What is required: Below are records. Find each line in them that holds the word "Blandford" and copy it.

Input records:
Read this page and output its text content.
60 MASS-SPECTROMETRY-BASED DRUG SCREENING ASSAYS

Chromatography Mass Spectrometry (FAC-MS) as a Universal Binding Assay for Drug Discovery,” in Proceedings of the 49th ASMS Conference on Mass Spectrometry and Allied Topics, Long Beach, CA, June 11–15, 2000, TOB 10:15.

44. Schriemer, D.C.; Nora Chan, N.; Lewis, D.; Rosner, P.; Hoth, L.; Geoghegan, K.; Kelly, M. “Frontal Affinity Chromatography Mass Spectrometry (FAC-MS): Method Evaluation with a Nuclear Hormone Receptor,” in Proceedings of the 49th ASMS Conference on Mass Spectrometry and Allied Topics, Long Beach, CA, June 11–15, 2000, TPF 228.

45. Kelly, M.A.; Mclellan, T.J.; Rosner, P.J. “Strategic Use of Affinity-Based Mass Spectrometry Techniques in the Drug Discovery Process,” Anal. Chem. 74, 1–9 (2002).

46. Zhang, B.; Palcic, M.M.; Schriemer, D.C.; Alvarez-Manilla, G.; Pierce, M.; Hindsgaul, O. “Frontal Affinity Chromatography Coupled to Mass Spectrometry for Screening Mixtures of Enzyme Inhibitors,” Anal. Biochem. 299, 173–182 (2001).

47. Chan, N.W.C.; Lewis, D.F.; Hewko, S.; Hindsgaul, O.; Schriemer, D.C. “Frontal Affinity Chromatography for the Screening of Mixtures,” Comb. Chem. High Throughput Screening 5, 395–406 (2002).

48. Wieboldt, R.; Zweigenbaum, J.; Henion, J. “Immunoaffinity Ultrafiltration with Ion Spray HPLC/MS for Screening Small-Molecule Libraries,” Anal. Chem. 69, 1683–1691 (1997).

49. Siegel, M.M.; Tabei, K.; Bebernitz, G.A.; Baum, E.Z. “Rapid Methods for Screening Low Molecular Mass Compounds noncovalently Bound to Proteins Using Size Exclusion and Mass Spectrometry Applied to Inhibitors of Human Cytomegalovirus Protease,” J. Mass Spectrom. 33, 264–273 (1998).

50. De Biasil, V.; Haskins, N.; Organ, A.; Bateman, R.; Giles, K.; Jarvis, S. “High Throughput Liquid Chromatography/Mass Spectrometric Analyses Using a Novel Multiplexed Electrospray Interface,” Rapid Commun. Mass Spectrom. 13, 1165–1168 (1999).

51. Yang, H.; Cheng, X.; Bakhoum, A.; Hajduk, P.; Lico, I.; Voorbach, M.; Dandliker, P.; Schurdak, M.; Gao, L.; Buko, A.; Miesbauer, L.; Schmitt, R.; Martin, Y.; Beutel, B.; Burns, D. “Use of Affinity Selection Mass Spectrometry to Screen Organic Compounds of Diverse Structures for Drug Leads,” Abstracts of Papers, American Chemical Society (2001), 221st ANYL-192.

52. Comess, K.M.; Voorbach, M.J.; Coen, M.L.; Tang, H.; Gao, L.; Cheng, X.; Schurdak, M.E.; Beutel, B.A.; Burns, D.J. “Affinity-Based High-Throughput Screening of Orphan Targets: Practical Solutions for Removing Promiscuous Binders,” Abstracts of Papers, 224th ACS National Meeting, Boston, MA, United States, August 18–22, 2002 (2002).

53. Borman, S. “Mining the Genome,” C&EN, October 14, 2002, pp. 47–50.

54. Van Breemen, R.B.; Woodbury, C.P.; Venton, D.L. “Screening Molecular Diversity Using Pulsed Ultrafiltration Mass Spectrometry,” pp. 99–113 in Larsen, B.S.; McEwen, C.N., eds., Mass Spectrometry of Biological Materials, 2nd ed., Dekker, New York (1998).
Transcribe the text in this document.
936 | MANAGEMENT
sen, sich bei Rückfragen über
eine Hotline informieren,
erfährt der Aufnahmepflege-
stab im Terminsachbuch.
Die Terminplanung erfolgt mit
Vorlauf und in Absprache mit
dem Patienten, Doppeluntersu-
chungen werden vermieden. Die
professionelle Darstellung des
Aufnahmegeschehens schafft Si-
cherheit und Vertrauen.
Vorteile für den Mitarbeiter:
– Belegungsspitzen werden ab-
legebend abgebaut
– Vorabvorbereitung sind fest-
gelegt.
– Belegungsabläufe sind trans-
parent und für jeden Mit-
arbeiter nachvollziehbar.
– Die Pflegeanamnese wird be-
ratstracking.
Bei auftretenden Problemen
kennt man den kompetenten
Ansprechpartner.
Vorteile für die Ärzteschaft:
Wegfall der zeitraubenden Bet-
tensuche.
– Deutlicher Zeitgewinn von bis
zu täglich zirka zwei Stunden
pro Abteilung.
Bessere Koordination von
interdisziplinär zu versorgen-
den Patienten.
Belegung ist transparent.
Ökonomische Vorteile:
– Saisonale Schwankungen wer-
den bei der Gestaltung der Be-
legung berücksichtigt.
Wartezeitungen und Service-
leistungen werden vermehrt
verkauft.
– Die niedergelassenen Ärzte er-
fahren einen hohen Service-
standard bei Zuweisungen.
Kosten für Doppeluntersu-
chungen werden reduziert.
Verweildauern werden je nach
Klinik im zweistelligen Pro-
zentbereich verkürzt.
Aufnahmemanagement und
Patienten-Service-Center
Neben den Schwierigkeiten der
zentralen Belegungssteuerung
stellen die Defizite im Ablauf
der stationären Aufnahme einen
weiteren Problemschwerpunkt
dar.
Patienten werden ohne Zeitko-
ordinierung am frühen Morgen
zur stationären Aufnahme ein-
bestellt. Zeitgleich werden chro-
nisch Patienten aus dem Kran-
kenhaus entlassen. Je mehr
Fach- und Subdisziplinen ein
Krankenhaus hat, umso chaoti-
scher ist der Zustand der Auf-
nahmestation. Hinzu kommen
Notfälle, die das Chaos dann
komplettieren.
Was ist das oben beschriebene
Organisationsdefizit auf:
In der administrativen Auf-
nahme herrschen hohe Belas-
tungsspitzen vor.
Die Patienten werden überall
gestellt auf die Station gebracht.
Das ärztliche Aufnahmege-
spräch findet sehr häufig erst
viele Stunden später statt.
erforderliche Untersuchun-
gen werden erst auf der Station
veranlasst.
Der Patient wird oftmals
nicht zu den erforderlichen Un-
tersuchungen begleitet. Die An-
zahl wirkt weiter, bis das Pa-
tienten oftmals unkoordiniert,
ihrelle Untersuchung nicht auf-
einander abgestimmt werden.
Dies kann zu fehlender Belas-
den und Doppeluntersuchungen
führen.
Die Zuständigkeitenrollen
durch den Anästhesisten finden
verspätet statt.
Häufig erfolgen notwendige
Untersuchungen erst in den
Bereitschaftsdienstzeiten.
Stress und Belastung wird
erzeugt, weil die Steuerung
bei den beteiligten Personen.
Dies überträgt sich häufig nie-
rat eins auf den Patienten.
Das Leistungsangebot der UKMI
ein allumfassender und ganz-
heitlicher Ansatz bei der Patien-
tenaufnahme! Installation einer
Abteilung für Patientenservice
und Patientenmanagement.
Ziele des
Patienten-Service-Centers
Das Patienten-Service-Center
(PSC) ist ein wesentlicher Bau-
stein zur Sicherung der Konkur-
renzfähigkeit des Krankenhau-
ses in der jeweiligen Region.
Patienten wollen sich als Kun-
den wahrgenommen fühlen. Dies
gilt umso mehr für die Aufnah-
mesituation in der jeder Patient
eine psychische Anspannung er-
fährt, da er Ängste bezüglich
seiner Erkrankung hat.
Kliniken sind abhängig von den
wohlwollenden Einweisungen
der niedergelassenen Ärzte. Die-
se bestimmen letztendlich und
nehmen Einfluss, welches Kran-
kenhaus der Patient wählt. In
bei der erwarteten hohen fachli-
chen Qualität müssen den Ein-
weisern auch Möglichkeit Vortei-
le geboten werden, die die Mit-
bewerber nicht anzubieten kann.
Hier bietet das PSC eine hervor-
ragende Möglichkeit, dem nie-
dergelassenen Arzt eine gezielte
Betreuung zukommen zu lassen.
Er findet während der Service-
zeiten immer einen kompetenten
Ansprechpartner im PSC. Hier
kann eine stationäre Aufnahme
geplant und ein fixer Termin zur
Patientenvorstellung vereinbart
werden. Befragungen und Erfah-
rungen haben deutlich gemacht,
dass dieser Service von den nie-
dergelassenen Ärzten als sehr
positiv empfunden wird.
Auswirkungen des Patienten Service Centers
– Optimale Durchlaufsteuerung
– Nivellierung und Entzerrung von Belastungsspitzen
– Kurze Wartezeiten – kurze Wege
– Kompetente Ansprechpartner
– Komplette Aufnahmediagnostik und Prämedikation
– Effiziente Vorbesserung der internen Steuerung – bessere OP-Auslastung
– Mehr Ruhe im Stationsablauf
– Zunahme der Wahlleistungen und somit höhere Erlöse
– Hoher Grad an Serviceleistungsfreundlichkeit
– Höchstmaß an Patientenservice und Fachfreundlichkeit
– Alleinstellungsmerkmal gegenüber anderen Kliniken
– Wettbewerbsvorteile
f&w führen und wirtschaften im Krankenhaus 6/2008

---

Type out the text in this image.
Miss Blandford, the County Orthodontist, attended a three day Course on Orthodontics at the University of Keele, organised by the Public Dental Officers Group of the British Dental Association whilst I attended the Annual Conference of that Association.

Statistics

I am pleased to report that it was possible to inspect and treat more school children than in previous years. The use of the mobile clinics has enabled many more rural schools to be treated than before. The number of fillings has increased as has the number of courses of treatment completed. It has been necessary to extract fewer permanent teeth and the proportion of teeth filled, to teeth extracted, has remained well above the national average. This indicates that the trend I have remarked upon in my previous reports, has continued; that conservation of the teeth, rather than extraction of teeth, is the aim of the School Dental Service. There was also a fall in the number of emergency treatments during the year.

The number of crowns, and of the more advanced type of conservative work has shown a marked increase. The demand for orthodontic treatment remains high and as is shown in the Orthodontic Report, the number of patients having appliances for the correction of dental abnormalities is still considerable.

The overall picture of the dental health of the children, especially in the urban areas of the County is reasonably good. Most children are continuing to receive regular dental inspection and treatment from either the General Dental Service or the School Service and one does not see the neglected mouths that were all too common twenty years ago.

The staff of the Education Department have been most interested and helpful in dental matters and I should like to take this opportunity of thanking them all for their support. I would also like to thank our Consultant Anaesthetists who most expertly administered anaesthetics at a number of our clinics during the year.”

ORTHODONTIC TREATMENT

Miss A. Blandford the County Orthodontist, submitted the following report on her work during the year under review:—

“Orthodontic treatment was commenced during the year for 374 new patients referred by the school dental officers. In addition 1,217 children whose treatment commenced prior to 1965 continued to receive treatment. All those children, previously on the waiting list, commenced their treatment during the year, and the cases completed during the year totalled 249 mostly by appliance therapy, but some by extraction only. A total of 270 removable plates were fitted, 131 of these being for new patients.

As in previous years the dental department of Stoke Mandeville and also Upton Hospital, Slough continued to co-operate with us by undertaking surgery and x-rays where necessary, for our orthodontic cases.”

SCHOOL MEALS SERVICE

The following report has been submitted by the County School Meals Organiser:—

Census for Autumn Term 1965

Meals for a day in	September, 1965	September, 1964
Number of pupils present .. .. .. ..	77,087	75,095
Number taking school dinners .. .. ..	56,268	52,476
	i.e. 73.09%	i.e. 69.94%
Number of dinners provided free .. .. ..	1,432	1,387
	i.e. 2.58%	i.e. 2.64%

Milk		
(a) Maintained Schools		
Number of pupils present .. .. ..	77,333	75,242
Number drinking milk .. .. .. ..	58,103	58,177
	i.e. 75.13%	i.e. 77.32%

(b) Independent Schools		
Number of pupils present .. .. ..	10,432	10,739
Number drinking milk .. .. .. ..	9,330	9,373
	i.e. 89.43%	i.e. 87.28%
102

* * *

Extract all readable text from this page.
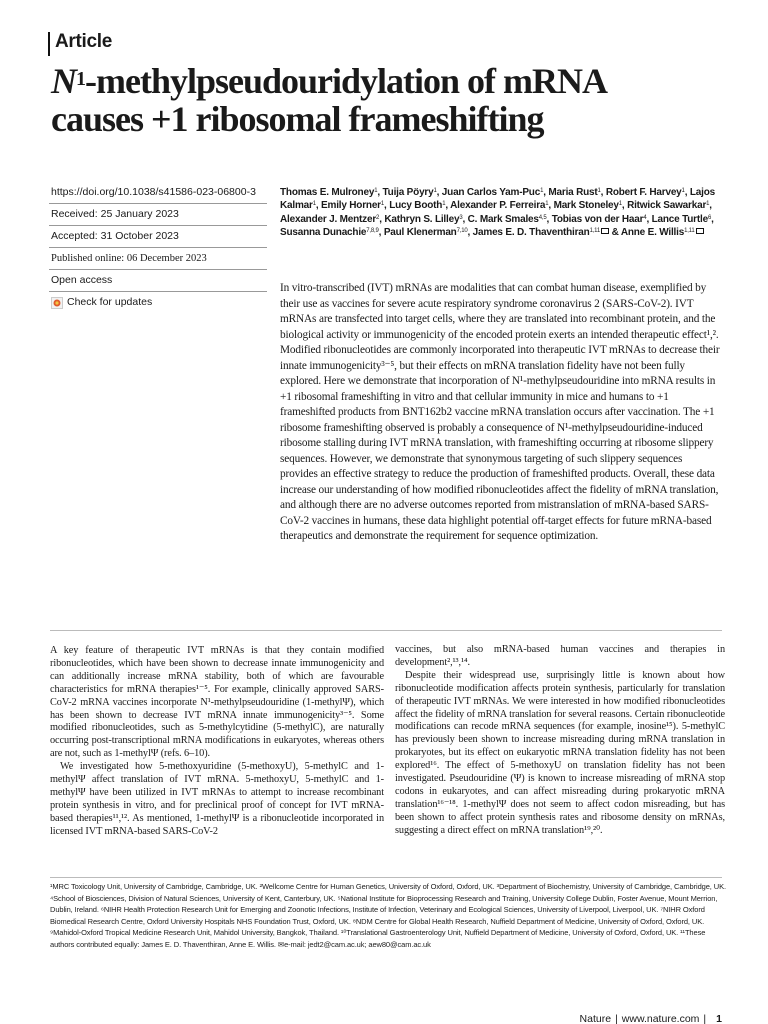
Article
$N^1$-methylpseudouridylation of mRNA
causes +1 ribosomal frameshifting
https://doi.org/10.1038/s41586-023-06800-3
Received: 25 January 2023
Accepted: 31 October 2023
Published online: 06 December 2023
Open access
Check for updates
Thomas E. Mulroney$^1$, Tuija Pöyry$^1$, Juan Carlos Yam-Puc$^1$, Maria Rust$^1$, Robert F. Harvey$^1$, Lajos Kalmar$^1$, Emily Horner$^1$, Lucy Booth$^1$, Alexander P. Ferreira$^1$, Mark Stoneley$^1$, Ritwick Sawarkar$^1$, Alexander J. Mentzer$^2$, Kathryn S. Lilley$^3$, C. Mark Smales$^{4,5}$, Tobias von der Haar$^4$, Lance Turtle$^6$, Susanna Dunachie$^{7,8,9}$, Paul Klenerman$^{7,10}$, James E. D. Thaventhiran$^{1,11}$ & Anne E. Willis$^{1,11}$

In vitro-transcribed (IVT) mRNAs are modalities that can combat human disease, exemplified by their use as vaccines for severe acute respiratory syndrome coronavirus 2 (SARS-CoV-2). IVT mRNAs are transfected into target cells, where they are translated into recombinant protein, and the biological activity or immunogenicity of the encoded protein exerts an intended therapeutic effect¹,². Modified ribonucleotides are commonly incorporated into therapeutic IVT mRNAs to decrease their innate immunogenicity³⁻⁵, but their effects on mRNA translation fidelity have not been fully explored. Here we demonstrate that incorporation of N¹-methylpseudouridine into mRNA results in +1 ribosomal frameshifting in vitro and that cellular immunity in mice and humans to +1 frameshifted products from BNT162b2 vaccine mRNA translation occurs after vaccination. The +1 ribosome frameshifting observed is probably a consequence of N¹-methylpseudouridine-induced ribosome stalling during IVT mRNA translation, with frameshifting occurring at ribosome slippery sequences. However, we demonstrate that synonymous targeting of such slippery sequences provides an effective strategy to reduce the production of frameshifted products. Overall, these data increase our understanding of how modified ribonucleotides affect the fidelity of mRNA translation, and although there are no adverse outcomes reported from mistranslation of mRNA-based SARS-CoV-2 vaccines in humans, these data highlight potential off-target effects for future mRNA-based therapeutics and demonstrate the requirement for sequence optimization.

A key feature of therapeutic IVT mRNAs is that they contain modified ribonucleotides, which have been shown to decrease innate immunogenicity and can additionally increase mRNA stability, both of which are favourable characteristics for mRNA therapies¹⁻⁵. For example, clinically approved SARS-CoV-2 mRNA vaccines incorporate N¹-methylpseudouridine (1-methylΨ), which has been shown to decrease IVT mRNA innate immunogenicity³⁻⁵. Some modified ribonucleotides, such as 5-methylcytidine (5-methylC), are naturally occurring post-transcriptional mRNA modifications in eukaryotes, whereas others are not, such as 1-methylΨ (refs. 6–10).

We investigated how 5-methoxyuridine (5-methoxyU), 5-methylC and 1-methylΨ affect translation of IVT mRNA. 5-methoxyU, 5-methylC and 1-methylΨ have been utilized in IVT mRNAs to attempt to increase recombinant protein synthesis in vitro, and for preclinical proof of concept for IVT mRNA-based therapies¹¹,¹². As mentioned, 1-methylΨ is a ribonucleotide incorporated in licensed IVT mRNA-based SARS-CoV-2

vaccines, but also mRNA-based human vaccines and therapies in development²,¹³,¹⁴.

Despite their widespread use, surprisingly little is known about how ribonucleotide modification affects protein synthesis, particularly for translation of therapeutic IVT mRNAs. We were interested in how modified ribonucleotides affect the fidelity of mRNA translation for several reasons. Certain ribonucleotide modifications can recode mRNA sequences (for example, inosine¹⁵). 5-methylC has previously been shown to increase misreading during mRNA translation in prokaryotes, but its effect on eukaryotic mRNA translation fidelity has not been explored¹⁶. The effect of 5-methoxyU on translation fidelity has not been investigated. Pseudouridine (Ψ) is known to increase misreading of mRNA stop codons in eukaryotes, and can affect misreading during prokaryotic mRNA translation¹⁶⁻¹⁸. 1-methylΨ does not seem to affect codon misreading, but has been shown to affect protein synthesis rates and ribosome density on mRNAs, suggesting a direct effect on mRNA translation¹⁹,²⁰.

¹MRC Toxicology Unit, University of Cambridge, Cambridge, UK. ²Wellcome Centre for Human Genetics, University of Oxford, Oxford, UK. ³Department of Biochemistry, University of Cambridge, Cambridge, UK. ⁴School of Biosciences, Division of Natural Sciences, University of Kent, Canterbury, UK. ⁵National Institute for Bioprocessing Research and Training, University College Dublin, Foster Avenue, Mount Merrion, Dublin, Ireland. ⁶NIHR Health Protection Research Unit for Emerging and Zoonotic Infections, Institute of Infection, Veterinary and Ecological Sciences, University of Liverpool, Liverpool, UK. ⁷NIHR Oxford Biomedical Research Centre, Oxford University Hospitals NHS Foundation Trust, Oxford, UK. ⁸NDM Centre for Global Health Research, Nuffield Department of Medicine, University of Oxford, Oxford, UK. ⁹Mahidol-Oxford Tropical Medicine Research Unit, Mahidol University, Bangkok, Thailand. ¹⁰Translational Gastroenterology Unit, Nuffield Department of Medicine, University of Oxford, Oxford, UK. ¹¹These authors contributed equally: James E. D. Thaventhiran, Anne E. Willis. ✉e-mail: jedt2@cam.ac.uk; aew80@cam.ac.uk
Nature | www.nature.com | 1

Answer to this task:
Miss Blandford, the County Orthodontist, attended a three day Course on Orthodontics at the University of Keele, organised by the Public Dental Officers Group of the British Dental Association whilst I attended the Annual Conference of that Association.
Miss A. Blandford the County Orthodontist, submitted the following report on her work during the year under review:—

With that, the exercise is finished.